• _Exercise prompt_: Lines holding the string "position" are the ones to copy; find them all in the data.

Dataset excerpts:
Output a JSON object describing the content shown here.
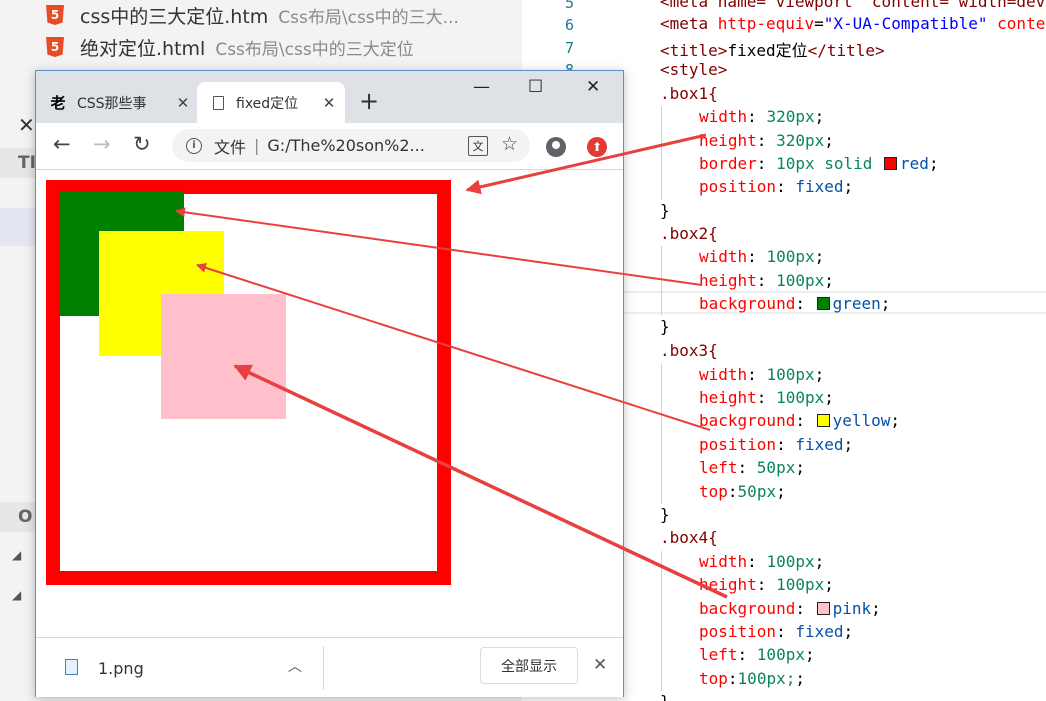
{
  "explorer": {
    "files": [
      {
        "icon": "html5-icon",
        "name": "css中的三大定位.htm",
        "path": "Css布局\\css中的三大..."
      },
      {
        "icon": "html5-icon",
        "name": "绝对定位.html",
        "path": "Css布局\\css中的三大定位"
      }
    ],
    "section_a": "TI",
    "section_b": "O"
  },
  "gutter": {
    "lines": [
      "5",
      "6",
      "7",
      "8"
    ]
  },
  "code": {
    "line_meta": "<meta name=\"viewport\" content=\"width=dev",
    "line_meta2_a": "<meta ",
    "line_meta2_attr": "http-equiv",
    "line_meta2_eq": "=",
    "line_meta2_str": "\"X-UA-Compatible\"",
    "line_meta2_rest": " conte",
    "title_open": "<title>",
    "title_text": "fixed定位",
    "title_close": "</title>",
    "style_open": "<style>",
    "box1_sel": ".box1{",
    "box1_w_p": "width",
    "box1_w_v": "320px",
    "box1_h_p": "height",
    "box1_h_v": "320px",
    "box1_b_p": "border",
    "box1_b_v": "10px solid",
    "box1_b_c": "red",
    "box1_pos_p": "position",
    "box1_pos_v": "fixed",
    "close": "}",
    "box2_sel": ".box2{",
    "box2_w_p": "width",
    "box2_w_v": "100px",
    "box2_h_p": "height",
    "box2_h_v": "100px",
    "box2_bg_p": "background",
    "box2_bg_v": "green",
    "box3_sel": ".box3{",
    "box3_w_p": "width",
    "box3_w_v": "100px",
    "box3_h_p": "height",
    "box3_h_v": "100px",
    "box3_bg_p": "background",
    "box3_bg_v": "yellow",
    "box3_pos_p": "position",
    "box3_pos_v": "fixed",
    "box3_l_p": "left",
    "box3_l_v": "50px",
    "box3_t_p": "top",
    "box3_t_v": "50px",
    "box4_sel": ".box4{",
    "box4_w_p": "width",
    "box4_w_v": "100px",
    "box4_h_p": "height",
    "box4_h_v": "100px",
    "box4_bg_p": "background",
    "box4_bg_v": "pink",
    "box4_pos_p": "position",
    "box4_pos_v": "fixed",
    "box4_l_p": "left",
    "box4_l_v": "100px",
    "box4_t_p": "top",
    "box4_t_v": "100px;"
  },
  "colors": {
    "red": "#ff0000",
    "green": "#008000",
    "yellow": "#ffff00",
    "pink": "#ffc0cb",
    "arrow": "#e8403f"
  },
  "chrome": {
    "tabs": [
      {
        "favicon": "老",
        "label": "CSS那些事",
        "active": false
      },
      {
        "favicon": "page-icon",
        "label": "fixed定位",
        "active": true
      }
    ],
    "newtab": "+",
    "window_controls": {
      "minimize": "—",
      "maximize": "☐",
      "close": "✕"
    },
    "omnibox": {
      "prefix": "文件",
      "sep": "|",
      "url": "G:/The%20son%2..."
    },
    "downloads": {
      "file": "1.png",
      "show_all": "全部显示"
    }
  }
}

• _Solution to the problem_:
    "box1_pos_p": "position",
    "box3_pos_p": "position",
    "box4_pos_p": "position",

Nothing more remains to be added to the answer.